— start Task material —

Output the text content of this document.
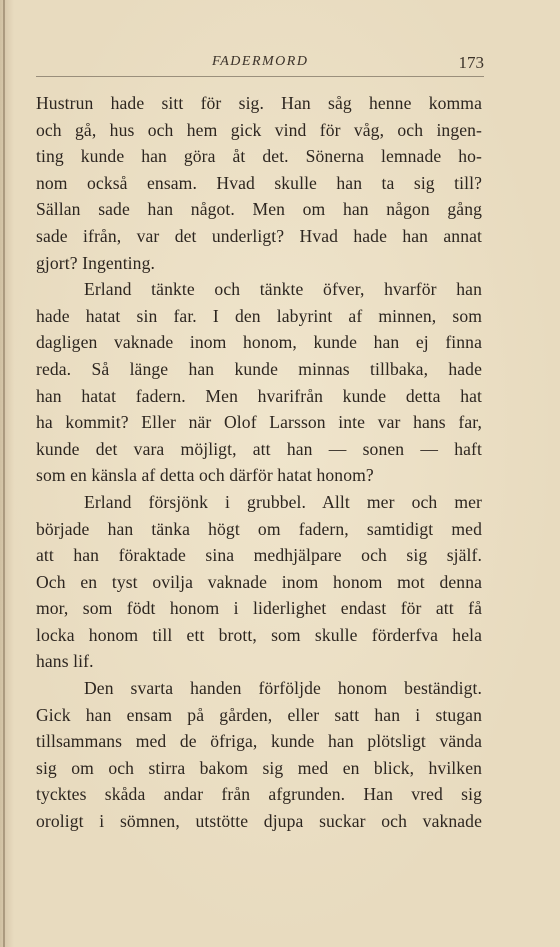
FADERMORD	173
Hustrun hade sitt för sig. Han såg henne komma
och gå, hus och hem gick vind för våg, och ingen-
ting kunde han göra åt det. Sönerna lemnade ho-
nom också ensam. Hvad skulle han ta sig till?
Sällan sade han något. Men om han någon gång
sade ifrån, var det underligt? Hvad hade han annat
gjort? Ingenting.
Erland tänkte och tänkte öfver, hvarför han
hade hatat sin far. I den labyrint af minnen, som
dagligen vaknade inom honom, kunde han ej finna
reda. Så länge han kunde minnas tillbaka, hade
han hatat fadern. Men hvarifrån kunde detta hat
ha kommit? Eller när Olof Larsson inte var hans far,
kunde det vara möjligt, att han — sonen — haft
som en känsla af detta och därför hatat honom?
Erland försjönk i grubbel. Allt mer och mer
började han tänka högt om fadern, samtidigt med
att han föraktade sina medhjälpare och sig själf.
Och en tyst ovilja vaknade inom honom mot denna
mor, som födt honom i liderlighet endast för att få
locka honom till ett brott, som skulle förderfva hela
hans lif.
Den svarta handen förföljde honom beständigt.
Gick han ensam på gården, eller satt han i stugan
tillsammans med de öfriga, kunde han plötsligt vända
sig om och stirra bakom sig med en blick, hvilken
tycktes skåda andar från afgrunden. Han vred sig
oroligt i sömnen, utstötte djupa suckar och vaknade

— end Task material —

- _Instructions to follow_
Skip the pictures, then retype every line above exactly.

- _Response_
Output the text content of this document.
FADERMORD	173
Hustrun hade sitt för sig. Han såg henne komma
och gå, hus och hem gick vind för våg, och ingen-
ting kunde han göra åt det. Sönerna lemnade ho-
nom också ensam. Hvad skulle han ta sig till?
Sällan sade han något. Men om han någon gång
sade ifrån, var det underligt? Hvad hade han annat
gjort? Ingenting.
Erland tänkte och tänkte öfver, hvarför han
hade hatat sin far. I den labyrint af minnen, som
dagligen vaknade inom honom, kunde han ej finna
reda. Så länge han kunde minnas tillbaka, hade
han hatat fadern. Men hvarifrån kunde detta hat
ha kommit? Eller när Olof Larsson inte var hans far,
kunde det vara möjligt, att han — sonen — haft
som en känsla af detta och därför hatat honom?
Erland försjönk i grubbel. Allt mer och mer
började han tänka högt om fadern, samtidigt med
att han föraktade sina medhjälpare och sig själf.
Och en tyst ovilja vaknade inom honom mot denna
mor, som födt honom i liderlighet endast för att få
locka honom till ett brott, som skulle förderfva hela
hans lif.
Den svarta handen förföljde honom beständigt.
Gick han ensam på gården, eller satt han i stugan
tillsammans med de öfriga, kunde han plötsligt vända
sig om och stirra bakom sig med en blick, hvilken
tycktes skåda andar från afgrunden. Han vred sig
oroligt i sömnen, utstötte djupa suckar och vaknade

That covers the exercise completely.